• [SHORT TASK]: Determine the count of lines holding "Change" and give that count alone.

• [EXTRACTED INFORMATION]:
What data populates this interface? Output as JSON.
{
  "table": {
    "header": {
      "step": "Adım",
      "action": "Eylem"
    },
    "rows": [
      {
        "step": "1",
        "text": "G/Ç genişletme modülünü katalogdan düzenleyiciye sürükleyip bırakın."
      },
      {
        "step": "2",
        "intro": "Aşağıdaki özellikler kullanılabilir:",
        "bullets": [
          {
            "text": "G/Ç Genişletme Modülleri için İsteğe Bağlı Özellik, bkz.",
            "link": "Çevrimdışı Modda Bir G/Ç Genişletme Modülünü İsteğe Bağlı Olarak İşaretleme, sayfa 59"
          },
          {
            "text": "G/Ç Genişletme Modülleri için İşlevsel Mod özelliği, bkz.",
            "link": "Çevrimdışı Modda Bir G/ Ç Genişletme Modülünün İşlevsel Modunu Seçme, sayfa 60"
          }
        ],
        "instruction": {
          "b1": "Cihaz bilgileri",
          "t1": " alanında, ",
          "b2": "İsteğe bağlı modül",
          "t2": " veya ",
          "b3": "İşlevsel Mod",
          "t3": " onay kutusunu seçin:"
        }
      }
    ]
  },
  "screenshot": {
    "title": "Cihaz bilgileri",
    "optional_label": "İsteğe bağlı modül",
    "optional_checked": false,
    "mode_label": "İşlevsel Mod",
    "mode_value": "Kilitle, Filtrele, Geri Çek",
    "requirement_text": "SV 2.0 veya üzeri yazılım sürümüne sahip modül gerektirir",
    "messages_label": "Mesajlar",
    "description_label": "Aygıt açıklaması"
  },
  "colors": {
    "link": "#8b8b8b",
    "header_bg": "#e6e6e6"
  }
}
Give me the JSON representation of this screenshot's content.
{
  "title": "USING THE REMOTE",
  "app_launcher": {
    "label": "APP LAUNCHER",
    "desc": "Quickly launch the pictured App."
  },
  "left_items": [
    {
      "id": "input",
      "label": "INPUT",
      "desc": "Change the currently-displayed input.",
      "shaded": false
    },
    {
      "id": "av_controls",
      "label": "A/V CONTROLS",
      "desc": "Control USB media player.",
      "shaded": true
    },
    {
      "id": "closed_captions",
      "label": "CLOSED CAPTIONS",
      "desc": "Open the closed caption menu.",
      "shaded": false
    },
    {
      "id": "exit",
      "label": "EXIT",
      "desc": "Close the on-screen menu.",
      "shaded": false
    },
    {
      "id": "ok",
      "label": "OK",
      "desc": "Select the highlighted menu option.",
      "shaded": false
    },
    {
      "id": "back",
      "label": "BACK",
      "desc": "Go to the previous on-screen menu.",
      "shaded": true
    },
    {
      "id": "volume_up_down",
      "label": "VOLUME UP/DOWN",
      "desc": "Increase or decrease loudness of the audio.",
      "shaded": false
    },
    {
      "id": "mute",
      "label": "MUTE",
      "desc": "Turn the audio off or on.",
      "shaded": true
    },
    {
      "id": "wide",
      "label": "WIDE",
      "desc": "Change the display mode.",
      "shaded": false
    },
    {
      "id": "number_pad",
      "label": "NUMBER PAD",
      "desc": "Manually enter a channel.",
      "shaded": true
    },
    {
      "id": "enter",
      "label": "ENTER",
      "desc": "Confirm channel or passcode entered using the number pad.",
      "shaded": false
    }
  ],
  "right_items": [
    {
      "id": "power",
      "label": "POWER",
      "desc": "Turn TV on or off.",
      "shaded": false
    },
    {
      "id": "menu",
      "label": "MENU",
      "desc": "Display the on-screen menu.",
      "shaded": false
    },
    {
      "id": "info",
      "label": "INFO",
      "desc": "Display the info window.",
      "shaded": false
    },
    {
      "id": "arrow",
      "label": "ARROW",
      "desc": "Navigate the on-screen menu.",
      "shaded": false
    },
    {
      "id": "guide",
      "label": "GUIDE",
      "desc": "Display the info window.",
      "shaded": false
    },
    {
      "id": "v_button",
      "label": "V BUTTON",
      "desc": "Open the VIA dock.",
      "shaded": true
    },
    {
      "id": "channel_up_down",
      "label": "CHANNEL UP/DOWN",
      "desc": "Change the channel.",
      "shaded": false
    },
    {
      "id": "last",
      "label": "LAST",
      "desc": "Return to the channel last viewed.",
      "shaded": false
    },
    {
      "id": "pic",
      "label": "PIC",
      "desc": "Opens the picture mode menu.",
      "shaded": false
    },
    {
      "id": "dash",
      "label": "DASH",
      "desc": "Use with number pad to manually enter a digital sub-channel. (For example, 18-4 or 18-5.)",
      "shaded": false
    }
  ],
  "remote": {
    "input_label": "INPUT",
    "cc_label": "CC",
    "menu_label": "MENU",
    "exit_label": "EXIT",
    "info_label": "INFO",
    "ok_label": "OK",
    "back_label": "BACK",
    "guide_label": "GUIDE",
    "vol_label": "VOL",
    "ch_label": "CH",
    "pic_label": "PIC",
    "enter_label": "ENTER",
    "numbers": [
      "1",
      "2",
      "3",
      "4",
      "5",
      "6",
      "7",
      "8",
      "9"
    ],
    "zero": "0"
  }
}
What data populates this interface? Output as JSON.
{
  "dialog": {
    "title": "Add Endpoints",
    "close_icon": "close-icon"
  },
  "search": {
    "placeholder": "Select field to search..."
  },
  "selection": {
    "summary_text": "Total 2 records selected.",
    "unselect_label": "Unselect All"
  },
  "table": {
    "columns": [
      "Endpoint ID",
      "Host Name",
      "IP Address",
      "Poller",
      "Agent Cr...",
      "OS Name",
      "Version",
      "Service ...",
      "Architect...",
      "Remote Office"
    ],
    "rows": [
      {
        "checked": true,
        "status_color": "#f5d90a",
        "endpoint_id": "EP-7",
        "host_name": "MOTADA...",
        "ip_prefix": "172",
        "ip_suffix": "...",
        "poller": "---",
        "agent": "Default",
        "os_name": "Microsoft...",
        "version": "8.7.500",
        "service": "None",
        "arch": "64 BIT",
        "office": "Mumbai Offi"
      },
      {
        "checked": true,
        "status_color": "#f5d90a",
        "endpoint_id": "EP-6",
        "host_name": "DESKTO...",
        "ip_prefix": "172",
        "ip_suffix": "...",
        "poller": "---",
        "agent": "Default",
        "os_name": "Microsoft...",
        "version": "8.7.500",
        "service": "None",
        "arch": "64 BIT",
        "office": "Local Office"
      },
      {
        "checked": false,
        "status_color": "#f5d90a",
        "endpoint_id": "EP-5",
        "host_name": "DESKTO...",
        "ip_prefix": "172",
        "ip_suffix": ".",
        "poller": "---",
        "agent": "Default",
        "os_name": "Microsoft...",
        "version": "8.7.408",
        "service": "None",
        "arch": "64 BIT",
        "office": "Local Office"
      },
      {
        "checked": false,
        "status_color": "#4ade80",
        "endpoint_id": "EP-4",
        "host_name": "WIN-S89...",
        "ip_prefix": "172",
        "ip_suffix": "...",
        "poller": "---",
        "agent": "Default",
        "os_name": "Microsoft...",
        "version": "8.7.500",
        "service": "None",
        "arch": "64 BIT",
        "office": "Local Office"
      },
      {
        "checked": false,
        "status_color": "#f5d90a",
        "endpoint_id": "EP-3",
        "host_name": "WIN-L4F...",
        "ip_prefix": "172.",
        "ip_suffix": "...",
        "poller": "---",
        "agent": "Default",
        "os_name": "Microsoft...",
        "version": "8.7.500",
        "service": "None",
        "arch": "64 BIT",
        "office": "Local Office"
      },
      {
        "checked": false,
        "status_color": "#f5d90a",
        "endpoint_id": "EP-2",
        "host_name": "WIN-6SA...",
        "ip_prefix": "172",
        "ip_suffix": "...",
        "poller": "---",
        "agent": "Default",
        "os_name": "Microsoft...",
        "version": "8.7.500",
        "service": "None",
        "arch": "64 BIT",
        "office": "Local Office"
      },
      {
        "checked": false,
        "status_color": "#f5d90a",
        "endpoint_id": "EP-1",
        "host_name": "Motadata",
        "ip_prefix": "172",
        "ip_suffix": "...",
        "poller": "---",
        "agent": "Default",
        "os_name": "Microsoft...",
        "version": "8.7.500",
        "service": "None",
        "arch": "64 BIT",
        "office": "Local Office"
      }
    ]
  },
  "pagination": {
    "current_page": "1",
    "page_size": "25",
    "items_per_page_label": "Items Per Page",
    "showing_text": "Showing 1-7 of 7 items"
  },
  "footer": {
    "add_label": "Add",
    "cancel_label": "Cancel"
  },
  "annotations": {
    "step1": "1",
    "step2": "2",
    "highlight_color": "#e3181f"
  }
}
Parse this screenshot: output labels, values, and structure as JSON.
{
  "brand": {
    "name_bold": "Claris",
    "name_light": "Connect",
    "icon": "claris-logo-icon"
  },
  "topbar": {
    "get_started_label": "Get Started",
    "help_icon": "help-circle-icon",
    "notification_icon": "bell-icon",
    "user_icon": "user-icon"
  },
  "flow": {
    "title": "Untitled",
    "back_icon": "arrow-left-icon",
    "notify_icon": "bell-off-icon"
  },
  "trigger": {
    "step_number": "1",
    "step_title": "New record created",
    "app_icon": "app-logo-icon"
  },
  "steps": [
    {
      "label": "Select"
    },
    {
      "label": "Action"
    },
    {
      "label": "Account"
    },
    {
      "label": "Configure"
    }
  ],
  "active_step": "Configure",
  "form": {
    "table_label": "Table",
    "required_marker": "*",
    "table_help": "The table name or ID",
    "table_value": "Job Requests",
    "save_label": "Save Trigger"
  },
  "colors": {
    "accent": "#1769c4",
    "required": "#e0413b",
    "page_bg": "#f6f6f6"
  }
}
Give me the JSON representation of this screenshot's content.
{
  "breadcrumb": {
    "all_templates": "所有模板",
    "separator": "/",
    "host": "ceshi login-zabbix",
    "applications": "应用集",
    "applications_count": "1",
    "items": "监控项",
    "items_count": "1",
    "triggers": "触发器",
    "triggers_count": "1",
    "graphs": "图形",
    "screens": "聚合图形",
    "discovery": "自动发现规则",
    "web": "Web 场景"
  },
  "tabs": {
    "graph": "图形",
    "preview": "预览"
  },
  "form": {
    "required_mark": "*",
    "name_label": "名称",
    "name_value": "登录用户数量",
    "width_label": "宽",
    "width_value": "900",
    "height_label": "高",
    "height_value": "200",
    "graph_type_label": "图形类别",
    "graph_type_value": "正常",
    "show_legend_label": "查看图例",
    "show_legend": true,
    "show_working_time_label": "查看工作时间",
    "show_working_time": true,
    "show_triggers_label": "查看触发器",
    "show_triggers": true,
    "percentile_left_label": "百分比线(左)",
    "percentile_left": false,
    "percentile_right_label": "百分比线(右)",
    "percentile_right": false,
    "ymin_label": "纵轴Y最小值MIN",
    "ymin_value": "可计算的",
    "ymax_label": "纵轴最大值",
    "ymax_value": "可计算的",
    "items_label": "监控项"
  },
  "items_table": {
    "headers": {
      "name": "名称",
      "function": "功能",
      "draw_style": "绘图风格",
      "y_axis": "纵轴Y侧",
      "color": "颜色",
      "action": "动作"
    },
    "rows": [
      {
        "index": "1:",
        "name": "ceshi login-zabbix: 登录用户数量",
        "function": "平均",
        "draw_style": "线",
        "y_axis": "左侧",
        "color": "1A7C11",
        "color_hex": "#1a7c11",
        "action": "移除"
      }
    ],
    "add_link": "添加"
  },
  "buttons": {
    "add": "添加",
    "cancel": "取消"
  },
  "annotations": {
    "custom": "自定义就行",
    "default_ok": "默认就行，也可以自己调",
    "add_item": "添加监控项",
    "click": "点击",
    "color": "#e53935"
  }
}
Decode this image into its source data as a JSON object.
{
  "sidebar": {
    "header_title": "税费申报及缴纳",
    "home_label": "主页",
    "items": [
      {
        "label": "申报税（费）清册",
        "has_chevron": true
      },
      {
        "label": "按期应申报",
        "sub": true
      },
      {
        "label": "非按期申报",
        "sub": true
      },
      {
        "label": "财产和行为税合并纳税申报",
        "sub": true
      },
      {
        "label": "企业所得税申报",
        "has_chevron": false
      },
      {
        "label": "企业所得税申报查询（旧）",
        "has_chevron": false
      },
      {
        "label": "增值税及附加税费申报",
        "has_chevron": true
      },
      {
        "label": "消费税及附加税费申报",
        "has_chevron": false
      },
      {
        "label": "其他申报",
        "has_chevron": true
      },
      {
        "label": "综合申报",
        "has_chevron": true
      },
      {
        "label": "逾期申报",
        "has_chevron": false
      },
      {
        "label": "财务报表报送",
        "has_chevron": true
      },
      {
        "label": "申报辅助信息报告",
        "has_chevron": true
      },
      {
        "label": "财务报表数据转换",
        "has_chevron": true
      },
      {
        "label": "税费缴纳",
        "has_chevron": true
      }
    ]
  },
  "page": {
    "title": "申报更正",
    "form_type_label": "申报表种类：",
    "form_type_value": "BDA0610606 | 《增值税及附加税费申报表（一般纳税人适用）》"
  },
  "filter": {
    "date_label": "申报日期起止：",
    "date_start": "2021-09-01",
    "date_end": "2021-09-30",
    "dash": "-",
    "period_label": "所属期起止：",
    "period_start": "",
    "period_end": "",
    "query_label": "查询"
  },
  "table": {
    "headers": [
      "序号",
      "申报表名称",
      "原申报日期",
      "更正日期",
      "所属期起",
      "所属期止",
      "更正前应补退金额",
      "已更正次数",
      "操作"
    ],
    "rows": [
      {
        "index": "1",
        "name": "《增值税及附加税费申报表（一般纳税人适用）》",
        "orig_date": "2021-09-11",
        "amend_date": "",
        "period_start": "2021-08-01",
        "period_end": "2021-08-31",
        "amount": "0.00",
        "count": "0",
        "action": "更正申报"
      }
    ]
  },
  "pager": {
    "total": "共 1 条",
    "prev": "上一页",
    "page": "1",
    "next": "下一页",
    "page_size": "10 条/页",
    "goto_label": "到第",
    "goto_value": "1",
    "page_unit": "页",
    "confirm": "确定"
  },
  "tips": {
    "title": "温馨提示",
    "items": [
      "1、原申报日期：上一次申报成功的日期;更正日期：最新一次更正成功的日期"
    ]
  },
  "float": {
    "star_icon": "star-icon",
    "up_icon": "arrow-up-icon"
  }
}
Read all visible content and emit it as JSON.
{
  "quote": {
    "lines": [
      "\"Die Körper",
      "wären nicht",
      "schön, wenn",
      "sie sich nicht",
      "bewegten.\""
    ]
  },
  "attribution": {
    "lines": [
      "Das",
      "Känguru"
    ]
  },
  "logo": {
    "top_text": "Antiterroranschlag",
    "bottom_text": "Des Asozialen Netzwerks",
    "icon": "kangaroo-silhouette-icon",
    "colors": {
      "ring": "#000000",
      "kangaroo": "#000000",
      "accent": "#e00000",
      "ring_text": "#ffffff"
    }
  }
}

• [REPLY TO THE EXERCISE]: 3